(To be done) Extract all data as written.

- - - - - - -

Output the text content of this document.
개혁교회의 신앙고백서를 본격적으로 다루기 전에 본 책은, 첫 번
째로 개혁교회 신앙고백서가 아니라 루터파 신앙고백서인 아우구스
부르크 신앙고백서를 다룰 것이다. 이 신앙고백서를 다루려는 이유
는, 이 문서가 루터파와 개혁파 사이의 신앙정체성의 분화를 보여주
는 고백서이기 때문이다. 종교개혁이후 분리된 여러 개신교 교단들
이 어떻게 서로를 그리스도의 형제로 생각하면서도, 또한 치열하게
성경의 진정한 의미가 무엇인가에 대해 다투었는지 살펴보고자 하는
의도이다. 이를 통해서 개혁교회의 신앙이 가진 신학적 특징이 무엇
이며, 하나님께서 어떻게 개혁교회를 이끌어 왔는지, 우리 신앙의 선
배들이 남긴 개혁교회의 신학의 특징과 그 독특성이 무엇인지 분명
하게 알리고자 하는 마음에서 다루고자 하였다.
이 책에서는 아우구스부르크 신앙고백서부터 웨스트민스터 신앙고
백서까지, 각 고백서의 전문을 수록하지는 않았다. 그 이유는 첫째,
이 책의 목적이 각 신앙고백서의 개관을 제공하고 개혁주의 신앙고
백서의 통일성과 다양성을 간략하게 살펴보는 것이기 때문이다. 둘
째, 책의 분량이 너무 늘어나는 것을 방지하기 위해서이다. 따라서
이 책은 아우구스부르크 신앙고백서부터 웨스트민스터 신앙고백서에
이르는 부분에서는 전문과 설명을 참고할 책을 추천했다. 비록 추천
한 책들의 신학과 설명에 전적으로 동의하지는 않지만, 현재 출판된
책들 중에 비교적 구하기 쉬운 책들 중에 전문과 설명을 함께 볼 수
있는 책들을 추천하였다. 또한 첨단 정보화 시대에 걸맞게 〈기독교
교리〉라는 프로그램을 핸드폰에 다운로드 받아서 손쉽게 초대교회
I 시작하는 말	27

- - - - - - -

(Solution below)
Output the text content of this document.
개혁교회의 신앙고백서를 본격적으로 다루기 전에 본 책은, 첫 번
째로 개혁교회 신앙고백서가 아니라 루터파 신앙고백서인 아우구스
부르크 신앙고백서를 다룰 것이다. 이 신앙고백서를 다루려는 이유
는, 이 문서가 루터파와 개혁파 사이의 신앙정체성의 분화를 보여주
는 고백서이기 때문이다. 종교개혁이후 분리된 여러 개신교 교단들
이 어떻게 서로를 그리스도의 형제로 생각하면서도, 또한 치열하게
성경의 진정한 의미가 무엇인가에 대해 다투었는지 살펴보고자 하는
의도이다. 이를 통해서 개혁교회의 신앙이 가진 신학적 특징이 무엇
이며, 하나님께서 어떻게 개혁교회를 이끌어 왔는지, 우리 신앙의 선
배들이 남긴 개혁교회의 신학의 특징과 그 독특성이 무엇인지 분명
하게 알리고자 하는 마음에서 다루고자 하였다.
이 책에서는 아우구스부르크 신앙고백서부터 웨스트민스터 신앙고
백서까지, 각 고백서의 전문을 수록하지는 않았다. 그 이유는 첫째,
이 책의 목적이 각 신앙고백서의 개관을 제공하고 개혁주의 신앙고
백서의 통일성과 다양성을 간략하게 살펴보는 것이기 때문이다. 둘
째, 책의 분량이 너무 늘어나는 것을 방지하기 위해서이다. 따라서
이 책은 아우구스부르크 신앙고백서부터 웨스트민스터 신앙고백서에
이르는 부분에서는 전문과 설명을 참고할 책을 추천했다. 비록 추천
한 책들의 신학과 설명에 전적으로 동의하지는 않지만, 현재 출판된
책들 중에 비교적 구하기 쉬운 책들 중에 전문과 설명을 함께 볼 수
있는 책들을 추천하였다. 또한 첨단 정보화 시대에 걸맞게 〈기독교
교리〉라는 프로그램을 핸드폰에 다운로드 받아서 손쉽게 초대교회
I 시작하는 말	27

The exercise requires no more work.